Input material:
---
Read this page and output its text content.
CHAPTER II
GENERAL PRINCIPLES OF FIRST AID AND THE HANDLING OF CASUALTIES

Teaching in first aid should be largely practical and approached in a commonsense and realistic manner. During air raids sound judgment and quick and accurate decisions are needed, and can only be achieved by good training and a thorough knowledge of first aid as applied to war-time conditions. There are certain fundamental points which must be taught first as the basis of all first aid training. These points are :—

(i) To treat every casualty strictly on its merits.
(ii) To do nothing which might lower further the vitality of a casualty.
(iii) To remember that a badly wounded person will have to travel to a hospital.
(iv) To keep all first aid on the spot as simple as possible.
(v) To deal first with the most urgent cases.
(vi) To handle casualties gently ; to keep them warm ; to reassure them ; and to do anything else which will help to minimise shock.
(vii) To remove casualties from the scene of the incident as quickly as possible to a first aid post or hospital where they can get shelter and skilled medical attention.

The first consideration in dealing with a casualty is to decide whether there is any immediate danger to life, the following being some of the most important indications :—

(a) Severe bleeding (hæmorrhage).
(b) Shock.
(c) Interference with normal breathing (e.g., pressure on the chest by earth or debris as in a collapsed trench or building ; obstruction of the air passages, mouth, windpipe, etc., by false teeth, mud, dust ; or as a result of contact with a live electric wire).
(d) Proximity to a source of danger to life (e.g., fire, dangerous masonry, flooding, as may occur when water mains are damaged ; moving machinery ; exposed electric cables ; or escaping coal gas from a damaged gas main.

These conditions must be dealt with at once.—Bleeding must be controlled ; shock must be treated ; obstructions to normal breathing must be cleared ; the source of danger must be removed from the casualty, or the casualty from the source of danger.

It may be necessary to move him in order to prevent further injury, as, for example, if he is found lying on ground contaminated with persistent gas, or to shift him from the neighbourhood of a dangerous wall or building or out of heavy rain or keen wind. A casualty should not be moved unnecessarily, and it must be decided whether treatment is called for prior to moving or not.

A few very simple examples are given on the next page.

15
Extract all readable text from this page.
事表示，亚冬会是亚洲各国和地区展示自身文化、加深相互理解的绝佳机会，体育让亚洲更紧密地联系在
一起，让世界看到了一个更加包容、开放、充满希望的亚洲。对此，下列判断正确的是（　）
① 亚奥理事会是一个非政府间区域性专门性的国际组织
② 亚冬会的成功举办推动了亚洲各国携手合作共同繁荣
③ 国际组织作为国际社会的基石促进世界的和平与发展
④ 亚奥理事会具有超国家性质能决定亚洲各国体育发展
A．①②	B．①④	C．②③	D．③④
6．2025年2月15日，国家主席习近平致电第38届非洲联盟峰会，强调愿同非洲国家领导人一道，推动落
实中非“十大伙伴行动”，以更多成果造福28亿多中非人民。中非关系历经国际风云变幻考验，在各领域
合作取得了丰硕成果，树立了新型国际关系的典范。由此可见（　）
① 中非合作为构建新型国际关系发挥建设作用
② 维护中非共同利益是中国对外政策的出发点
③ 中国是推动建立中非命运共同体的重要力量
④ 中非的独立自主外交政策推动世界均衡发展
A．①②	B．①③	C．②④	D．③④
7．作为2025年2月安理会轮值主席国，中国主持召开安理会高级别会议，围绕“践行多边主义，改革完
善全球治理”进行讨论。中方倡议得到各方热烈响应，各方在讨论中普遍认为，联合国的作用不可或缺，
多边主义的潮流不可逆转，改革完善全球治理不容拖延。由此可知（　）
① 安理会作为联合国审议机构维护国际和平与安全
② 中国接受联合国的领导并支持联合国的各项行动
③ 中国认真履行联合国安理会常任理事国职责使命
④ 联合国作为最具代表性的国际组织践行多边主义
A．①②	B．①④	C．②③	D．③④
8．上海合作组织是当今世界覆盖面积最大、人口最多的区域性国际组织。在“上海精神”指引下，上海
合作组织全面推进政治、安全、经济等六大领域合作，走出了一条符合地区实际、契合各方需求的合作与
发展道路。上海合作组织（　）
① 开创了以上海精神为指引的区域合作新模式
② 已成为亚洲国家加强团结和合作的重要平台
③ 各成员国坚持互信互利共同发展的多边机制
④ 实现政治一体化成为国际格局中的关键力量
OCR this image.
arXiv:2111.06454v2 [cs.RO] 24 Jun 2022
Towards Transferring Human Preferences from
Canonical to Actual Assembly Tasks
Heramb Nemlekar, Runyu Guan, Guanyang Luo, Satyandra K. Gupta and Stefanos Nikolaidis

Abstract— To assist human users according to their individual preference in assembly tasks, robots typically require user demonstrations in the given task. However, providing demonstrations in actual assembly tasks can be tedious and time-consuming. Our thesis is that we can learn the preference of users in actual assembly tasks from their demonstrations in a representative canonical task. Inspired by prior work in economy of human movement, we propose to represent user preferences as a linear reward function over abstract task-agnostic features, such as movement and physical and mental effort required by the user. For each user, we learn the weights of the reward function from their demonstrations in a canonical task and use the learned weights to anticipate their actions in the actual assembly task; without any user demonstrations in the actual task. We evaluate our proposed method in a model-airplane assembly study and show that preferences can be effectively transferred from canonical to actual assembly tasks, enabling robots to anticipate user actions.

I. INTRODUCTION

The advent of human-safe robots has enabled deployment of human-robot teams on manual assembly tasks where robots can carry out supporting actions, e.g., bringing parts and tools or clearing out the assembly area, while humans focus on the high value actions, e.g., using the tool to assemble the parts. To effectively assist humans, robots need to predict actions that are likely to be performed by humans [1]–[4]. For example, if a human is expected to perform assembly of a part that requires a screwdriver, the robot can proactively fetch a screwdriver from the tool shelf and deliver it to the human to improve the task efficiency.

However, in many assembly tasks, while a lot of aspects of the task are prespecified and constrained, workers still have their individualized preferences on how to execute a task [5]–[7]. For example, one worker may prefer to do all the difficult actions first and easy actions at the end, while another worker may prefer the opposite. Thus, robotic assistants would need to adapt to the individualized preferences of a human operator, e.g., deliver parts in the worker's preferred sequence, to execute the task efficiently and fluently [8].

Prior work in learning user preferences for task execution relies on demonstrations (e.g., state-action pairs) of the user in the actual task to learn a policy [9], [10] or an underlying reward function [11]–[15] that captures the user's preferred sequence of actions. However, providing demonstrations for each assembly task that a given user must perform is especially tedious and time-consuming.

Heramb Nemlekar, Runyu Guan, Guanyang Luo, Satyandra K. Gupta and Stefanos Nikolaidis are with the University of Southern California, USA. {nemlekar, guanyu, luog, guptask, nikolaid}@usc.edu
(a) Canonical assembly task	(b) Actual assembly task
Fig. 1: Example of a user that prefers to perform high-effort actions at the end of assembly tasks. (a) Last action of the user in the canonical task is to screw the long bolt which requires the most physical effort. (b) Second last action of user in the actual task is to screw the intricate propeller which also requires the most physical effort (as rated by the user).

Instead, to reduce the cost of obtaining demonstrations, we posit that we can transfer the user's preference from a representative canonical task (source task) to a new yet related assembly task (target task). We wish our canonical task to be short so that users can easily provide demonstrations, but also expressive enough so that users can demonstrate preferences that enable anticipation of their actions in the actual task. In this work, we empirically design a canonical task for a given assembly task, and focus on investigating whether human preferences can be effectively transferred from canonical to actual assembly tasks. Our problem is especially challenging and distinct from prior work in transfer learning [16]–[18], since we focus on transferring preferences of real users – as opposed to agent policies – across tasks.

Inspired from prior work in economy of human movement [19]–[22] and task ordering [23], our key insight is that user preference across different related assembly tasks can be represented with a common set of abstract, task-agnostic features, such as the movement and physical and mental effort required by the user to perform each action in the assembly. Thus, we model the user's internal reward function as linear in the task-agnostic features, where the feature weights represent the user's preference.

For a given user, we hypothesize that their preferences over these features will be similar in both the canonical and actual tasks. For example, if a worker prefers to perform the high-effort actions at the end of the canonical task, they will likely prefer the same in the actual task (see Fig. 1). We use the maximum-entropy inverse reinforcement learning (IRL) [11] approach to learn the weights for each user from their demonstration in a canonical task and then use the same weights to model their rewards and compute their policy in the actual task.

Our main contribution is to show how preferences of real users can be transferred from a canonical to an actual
---
Task requirements:
Return all lines containing the word "which".

Finished task:
Teaching in first aid should be largely practical and approached in a commonsense and realistic manner. During air raids sound judgment and quick and accurate decisions are needed, and can only be achieved by good training and a thorough knowledge of first aid as applied to war-time conditions. There are certain fundamental points which must be taught first as the basis of all first aid training. These points are :—
(ii) To do nothing which might lower further the vitality of a casualty.
(vi) To handle casualties gently ; to keep them warm ; to reassure them ; and to do anything else which will help to minimise shock.
Fig. 1: Example of a user that prefers to perform high-effort actions at the end of assembly tasks. (a) Last action of the user in the canonical task is to screw the long bolt which requires the most physical effort. (b) Second last action of user in the actual task is to screw the intricate propeller which also requires the most physical effort (as rated by the user).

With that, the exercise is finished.